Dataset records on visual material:
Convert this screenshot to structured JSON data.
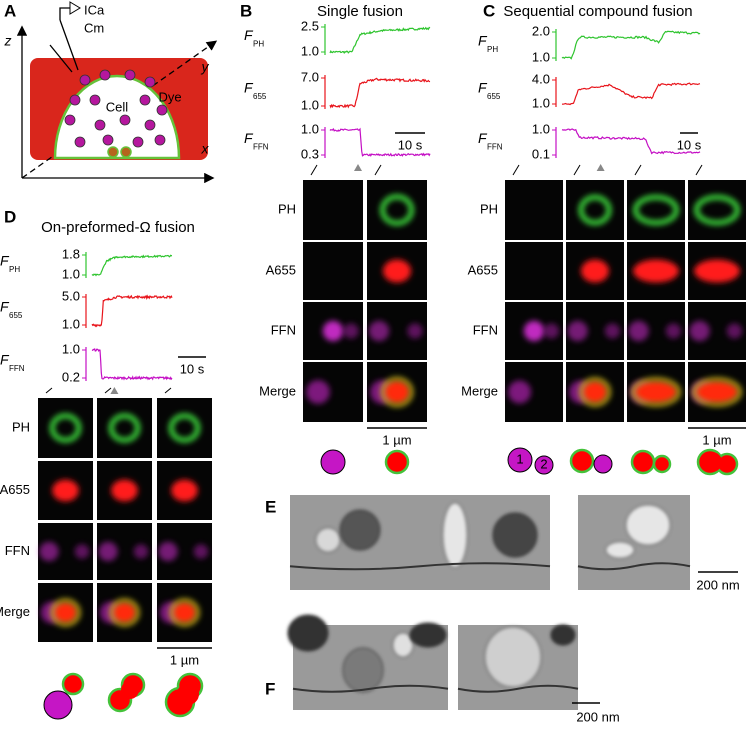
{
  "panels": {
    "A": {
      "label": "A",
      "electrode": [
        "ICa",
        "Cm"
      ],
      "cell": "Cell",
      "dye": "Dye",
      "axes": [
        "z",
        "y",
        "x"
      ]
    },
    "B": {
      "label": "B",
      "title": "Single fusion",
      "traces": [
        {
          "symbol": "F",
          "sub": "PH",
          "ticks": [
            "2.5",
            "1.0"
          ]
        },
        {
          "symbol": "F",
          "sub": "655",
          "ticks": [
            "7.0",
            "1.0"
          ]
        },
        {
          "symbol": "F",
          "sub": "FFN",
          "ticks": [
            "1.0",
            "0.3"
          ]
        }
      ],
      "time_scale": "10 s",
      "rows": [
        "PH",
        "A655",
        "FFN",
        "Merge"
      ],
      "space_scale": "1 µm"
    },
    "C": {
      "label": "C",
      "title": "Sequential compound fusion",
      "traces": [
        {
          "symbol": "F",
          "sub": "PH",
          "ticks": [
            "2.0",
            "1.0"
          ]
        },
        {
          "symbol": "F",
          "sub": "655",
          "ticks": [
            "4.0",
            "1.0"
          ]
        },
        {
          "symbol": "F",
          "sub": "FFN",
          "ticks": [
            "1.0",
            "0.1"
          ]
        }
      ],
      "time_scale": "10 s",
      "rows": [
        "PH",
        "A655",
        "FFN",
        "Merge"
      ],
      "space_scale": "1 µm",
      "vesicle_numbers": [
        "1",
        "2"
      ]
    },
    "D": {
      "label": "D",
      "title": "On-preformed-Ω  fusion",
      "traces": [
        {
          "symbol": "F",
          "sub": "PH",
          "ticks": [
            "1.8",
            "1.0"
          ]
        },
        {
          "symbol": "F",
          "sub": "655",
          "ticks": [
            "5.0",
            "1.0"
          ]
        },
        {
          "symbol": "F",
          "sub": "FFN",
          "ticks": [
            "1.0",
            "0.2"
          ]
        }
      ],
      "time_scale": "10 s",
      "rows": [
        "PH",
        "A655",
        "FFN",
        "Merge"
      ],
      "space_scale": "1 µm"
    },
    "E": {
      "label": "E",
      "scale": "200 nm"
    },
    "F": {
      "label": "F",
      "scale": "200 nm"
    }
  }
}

What to do: Filter the records, keeping only lines that contain "label", and show those lines.

Full output:
      "label": "A",
      "label": "B",
      "label": "C",
      "label": "D",
      "label": "E",
      "label": "F",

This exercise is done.